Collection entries
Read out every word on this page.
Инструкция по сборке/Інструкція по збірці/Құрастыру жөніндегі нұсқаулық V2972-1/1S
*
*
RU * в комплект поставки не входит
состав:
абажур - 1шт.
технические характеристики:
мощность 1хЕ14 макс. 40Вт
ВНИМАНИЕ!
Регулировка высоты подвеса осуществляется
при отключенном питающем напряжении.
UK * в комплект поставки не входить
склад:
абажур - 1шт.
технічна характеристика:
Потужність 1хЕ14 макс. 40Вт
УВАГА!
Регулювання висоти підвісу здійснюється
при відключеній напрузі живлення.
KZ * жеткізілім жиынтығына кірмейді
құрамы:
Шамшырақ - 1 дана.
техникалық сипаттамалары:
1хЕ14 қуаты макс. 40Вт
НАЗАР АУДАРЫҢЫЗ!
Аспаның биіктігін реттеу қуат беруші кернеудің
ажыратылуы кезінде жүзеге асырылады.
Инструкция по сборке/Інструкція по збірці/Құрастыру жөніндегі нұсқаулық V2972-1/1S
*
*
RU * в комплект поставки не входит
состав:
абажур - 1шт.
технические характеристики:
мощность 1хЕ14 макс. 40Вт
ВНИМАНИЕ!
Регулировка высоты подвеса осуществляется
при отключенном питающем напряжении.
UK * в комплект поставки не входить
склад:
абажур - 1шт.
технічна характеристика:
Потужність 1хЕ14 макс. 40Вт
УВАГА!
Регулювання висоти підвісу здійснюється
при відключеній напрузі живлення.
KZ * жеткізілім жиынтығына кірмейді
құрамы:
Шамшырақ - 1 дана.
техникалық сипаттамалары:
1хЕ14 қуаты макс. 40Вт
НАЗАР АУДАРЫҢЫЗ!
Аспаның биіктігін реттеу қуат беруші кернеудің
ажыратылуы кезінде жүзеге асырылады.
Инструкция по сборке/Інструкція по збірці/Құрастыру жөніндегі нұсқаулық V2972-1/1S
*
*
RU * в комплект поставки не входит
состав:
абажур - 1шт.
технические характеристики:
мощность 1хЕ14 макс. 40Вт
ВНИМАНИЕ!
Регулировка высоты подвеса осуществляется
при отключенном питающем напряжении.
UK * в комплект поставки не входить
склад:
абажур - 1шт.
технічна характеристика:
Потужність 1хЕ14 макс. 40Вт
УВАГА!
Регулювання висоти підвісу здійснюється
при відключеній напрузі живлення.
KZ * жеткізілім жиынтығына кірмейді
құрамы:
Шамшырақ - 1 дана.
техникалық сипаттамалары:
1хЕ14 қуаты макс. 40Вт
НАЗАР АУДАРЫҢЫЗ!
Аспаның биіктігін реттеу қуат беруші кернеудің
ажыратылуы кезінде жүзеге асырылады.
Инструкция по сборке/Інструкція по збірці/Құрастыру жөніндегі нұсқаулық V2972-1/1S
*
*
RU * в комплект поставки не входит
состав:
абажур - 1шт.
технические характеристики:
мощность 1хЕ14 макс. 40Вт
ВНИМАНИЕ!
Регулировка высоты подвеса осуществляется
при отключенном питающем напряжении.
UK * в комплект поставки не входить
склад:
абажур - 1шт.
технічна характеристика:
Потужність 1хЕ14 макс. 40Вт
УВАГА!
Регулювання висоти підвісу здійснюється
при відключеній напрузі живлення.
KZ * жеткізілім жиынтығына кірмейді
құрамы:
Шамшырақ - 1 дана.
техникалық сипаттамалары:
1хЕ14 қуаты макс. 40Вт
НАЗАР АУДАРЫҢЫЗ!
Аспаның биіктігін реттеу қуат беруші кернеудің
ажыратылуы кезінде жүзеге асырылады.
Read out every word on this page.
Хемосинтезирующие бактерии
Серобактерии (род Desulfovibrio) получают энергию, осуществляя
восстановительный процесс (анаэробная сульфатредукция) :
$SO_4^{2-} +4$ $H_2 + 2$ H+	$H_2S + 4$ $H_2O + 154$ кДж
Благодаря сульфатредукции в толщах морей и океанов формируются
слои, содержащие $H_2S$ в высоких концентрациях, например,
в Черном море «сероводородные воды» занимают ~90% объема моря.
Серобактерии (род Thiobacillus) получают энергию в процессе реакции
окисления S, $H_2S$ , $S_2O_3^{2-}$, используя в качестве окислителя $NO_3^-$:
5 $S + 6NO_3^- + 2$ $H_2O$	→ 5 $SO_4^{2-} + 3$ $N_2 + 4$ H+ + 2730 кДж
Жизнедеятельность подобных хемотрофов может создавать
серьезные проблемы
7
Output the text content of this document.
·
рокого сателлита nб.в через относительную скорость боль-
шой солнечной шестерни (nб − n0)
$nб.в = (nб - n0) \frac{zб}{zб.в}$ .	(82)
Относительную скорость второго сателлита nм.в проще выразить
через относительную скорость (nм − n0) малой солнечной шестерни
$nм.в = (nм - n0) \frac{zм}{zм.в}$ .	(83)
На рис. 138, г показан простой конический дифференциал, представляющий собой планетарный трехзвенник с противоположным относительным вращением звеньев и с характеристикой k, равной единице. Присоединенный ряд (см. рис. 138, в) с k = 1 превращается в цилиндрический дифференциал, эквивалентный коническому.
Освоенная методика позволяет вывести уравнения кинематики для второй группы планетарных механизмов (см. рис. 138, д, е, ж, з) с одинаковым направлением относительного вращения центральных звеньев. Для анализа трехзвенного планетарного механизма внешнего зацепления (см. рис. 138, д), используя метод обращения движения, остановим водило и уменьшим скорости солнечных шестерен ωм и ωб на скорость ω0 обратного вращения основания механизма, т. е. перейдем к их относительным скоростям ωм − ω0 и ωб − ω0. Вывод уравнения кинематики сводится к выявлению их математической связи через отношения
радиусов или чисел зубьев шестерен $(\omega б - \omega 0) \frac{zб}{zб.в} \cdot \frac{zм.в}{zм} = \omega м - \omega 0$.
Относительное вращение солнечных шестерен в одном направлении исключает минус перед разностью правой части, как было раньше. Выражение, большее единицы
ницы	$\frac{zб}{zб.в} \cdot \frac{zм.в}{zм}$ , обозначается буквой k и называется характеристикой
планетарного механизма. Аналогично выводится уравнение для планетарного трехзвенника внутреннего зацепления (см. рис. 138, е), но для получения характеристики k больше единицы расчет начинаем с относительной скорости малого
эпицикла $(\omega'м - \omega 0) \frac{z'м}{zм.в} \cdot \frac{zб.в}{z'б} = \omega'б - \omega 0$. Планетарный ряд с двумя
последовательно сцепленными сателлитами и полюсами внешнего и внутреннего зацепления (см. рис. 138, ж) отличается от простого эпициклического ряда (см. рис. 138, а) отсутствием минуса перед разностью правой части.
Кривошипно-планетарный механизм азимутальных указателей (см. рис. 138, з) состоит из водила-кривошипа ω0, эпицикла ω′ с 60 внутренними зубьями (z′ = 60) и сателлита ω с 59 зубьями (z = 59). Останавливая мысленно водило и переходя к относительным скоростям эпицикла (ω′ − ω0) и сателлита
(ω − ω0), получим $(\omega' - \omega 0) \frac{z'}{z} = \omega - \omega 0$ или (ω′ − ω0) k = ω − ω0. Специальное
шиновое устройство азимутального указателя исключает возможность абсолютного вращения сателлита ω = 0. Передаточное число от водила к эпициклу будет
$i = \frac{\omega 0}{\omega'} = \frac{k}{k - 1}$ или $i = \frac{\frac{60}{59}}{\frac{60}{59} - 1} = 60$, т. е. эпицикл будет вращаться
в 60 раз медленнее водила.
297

* SHORT PROBLEM
Within the listing above, copy each line that has the string "шестерни".

* THE SOLUTION
шой солнечной шестерни (nб − n0)
через относительную скорость (nм − n0) малой солнечной шестерни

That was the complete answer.